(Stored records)
- - - -

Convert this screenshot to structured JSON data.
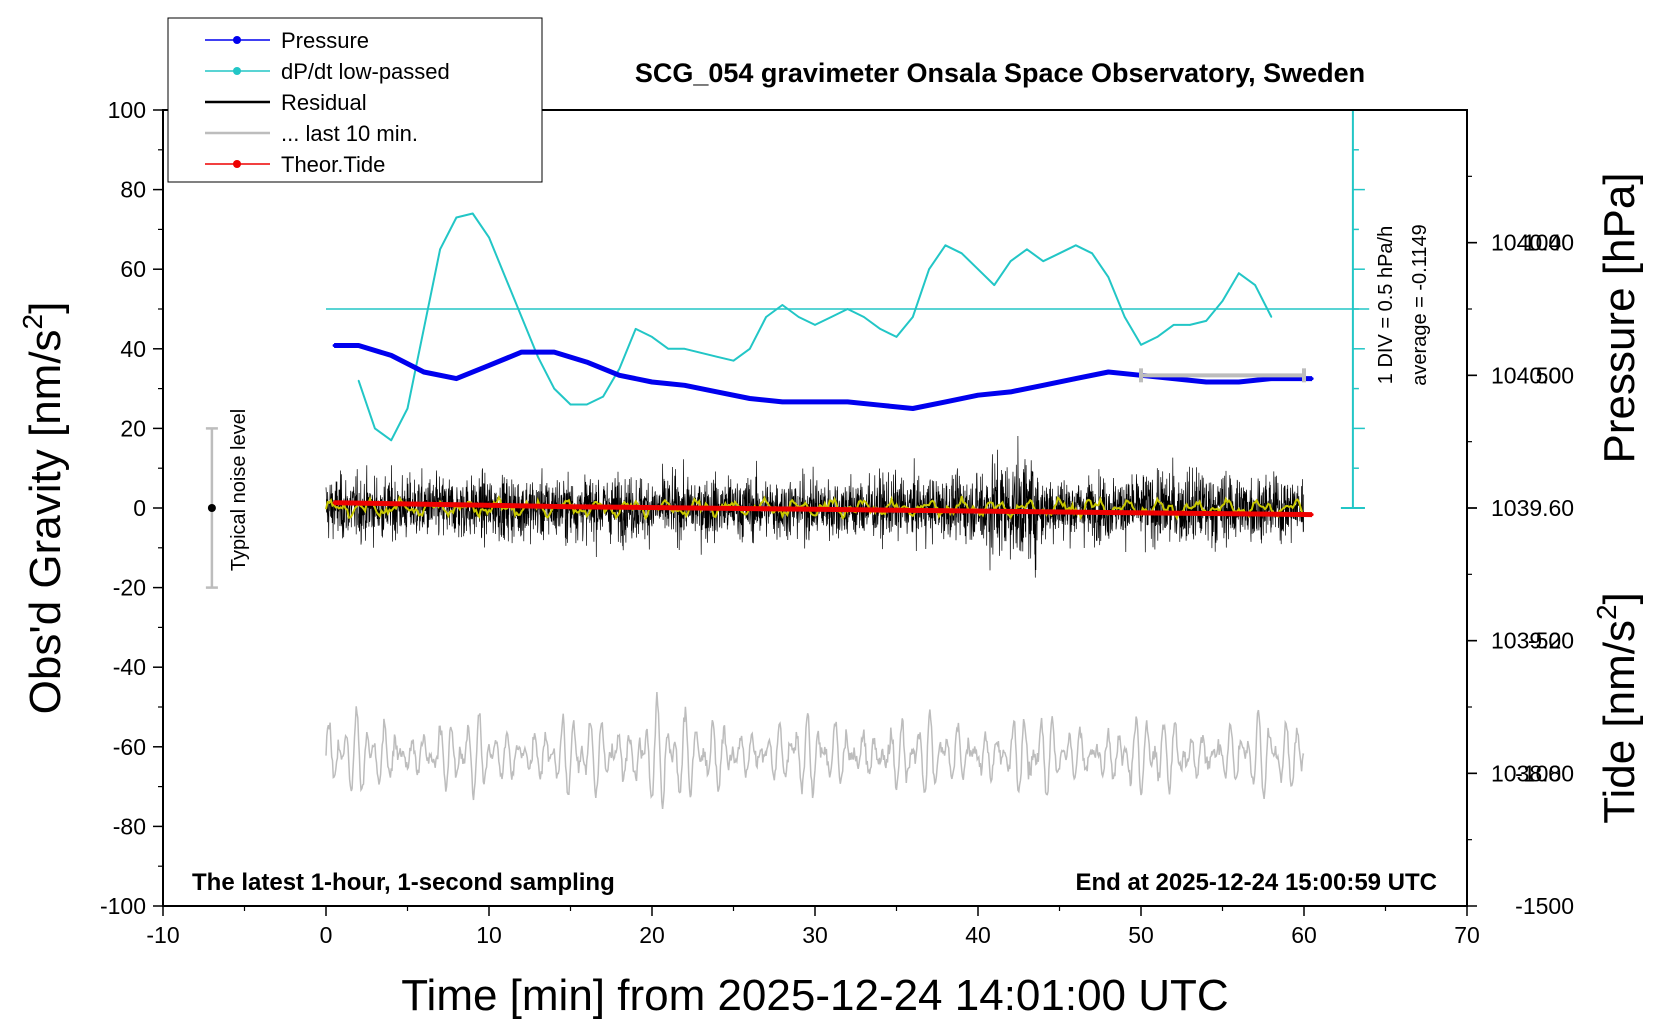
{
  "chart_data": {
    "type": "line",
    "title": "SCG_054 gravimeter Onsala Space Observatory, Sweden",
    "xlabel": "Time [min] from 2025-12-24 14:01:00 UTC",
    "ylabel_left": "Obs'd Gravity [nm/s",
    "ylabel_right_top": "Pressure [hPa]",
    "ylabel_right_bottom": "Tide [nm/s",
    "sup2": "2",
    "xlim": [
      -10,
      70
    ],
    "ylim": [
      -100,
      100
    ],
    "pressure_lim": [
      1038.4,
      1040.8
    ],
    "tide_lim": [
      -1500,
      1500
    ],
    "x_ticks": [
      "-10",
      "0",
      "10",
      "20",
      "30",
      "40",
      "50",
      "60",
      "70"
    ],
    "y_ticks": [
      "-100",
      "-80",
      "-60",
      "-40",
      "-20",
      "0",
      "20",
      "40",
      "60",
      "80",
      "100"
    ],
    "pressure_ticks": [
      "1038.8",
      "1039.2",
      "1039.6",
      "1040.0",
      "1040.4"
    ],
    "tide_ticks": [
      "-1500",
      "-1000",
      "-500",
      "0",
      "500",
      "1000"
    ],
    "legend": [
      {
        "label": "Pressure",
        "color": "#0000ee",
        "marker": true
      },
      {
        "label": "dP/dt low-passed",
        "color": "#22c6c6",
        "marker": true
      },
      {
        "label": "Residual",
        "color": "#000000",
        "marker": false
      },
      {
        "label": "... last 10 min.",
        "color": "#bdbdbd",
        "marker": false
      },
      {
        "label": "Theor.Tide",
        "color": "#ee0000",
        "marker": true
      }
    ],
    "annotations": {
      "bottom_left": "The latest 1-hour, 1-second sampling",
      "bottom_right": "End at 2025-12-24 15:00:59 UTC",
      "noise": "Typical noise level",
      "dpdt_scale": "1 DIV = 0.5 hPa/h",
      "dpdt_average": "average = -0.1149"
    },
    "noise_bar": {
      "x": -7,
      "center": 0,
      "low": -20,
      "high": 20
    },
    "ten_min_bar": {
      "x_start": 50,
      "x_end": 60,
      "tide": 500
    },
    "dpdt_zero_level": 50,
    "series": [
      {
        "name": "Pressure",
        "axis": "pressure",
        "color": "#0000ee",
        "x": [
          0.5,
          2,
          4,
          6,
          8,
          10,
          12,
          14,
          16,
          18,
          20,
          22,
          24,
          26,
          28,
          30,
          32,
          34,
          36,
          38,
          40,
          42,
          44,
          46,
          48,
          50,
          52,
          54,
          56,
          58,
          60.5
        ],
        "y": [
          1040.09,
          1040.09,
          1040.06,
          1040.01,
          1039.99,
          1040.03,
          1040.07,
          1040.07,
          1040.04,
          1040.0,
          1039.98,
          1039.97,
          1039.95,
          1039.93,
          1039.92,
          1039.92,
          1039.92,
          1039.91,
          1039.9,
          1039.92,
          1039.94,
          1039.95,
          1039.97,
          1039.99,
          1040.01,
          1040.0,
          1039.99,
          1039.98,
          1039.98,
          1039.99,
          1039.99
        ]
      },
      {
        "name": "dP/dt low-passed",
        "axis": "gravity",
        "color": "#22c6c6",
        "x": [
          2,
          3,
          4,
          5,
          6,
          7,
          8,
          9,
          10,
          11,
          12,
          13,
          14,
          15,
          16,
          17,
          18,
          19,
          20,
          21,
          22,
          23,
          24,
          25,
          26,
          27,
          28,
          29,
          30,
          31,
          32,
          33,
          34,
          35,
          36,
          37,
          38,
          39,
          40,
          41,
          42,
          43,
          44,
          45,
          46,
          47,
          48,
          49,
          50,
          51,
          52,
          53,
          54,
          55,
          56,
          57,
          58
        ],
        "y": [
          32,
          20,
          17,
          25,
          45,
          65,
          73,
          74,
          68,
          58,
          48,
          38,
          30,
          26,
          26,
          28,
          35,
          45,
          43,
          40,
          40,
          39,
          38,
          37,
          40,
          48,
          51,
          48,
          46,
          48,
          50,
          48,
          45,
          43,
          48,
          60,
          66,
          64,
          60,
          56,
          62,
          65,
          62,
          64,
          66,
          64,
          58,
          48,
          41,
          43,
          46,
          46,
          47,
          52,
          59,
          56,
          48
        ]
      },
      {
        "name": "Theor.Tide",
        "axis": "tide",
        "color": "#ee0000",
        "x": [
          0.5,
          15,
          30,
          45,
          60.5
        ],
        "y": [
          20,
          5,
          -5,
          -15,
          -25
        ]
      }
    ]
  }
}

- - - -

*Work instructions:*
Leave out every picture and copy the rest of the records exactly.

*Result for this task:*
Convert this screenshot to structured JSON data.
{
  "chart_data": {
    "type": "line",
    "title": "SCG_054 gravimeter Onsala Space Observatory, Sweden",
    "xlabel": "Time [min] from 2025-12-24 14:01:00 UTC",
    "ylabel_left": "Obs'd Gravity [nm/s",
    "ylabel_right_top": "Pressure [hPa]",
    "ylabel_right_bottom": "Tide [nm/s",
    "sup2": "2",
    "xlim": [
      -10,
      70
    ],
    "ylim": [
      -100,
      100
    ],
    "pressure_lim": [
      1038.4,
      1040.8
    ],
    "tide_lim": [
      -1500,
      1500
    ],
    "x_ticks": [
      "-10",
      "0",
      "10",
      "20",
      "30",
      "40",
      "50",
      "60",
      "70"
    ],
    "y_ticks": [
      "-100",
      "-80",
      "-60",
      "-40",
      "-20",
      "0",
      "20",
      "40",
      "60",
      "80",
      "100"
    ],
    "pressure_ticks": [
      "1038.8",
      "1039.2",
      "1039.6",
      "1040.0",
      "1040.4"
    ],
    "tide_ticks": [
      "-1500",
      "-1000",
      "-500",
      "0",
      "500",
      "1000"
    ],
    "legend": [
      {
        "label": "Pressure",
        "color": "#0000ee",
        "marker": true
      },
      {
        "label": "dP/dt low-passed",
        "color": "#22c6c6",
        "marker": true
      },
      {
        "label": "Residual",
        "color": "#000000",
        "marker": false
      },
      {
        "label": "... last 10 min.",
        "color": "#bdbdbd",
        "marker": false
      },
      {
        "label": "Theor.Tide",
        "color": "#ee0000",
        "marker": true
      }
    ],
    "annotations": {
      "bottom_left": "The latest 1-hour, 1-second sampling",
      "bottom_right": "End at 2025-12-24 15:00:59 UTC",
      "noise": "Typical noise level",
      "dpdt_scale": "1 DIV = 0.5 hPa/h",
      "dpdt_average": "average = -0.1149"
    },
    "noise_bar": {
      "x": -7,
      "center": 0,
      "low": -20,
      "high": 20
    },
    "ten_min_bar": {
      "x_start": 50,
      "x_end": 60,
      "tide": 500
    },
    "dpdt_zero_level": 50,
    "series": [
      {
        "name": "Pressure",
        "axis": "pressure",
        "color": "#0000ee",
        "x": [
          0.5,
          2,
          4,
          6,
          8,
          10,
          12,
          14,
          16,
          18,
          20,
          22,
          24,
          26,
          28,
          30,
          32,
          34,
          36,
          38,
          40,
          42,
          44,
          46,
          48,
          50,
          52,
          54,
          56,
          58,
          60.5
        ],
        "y": [
          1040.09,
          1040.09,
          1040.06,
          1040.01,
          1039.99,
          1040.03,
          1040.07,
          1040.07,
          1040.04,
          1040.0,
          1039.98,
          1039.97,
          1039.95,
          1039.93,
          1039.92,
          1039.92,
          1039.92,
          1039.91,
          1039.9,
          1039.92,
          1039.94,
          1039.95,
          1039.97,
          1039.99,
          1040.01,
          1040.0,
          1039.99,
          1039.98,
          1039.98,
          1039.99,
          1039.99
        ]
      },
      {
        "name": "dP/dt low-passed",
        "axis": "gravity",
        "color": "#22c6c6",
        "x": [
          2,
          3,
          4,
          5,
          6,
          7,
          8,
          9,
          10,
          11,
          12,
          13,
          14,
          15,
          16,
          17,
          18,
          19,
          20,
          21,
          22,
          23,
          24,
          25,
          26,
          27,
          28,
          29,
          30,
          31,
          32,
          33,
          34,
          35,
          36,
          37,
          38,
          39,
          40,
          41,
          42,
          43,
          44,
          45,
          46,
          47,
          48,
          49,
          50,
          51,
          52,
          53,
          54,
          55,
          56,
          57,
          58
        ],
        "y": [
          32,
          20,
          17,
          25,
          45,
          65,
          73,
          74,
          68,
          58,
          48,
          38,
          30,
          26,
          26,
          28,
          35,
          45,
          43,
          40,
          40,
          39,
          38,
          37,
          40,
          48,
          51,
          48,
          46,
          48,
          50,
          48,
          45,
          43,
          48,
          60,
          66,
          64,
          60,
          56,
          62,
          65,
          62,
          64,
          66,
          64,
          58,
          48,
          41,
          43,
          46,
          46,
          47,
          52,
          59,
          56,
          48
        ]
      },
      {
        "name": "Theor.Tide",
        "axis": "tide",
        "color": "#ee0000",
        "x": [
          0.5,
          15,
          30,
          45,
          60.5
        ],
        "y": [
          20,
          5,
          -5,
          -15,
          -25
        ]
      }
    ]
  }
}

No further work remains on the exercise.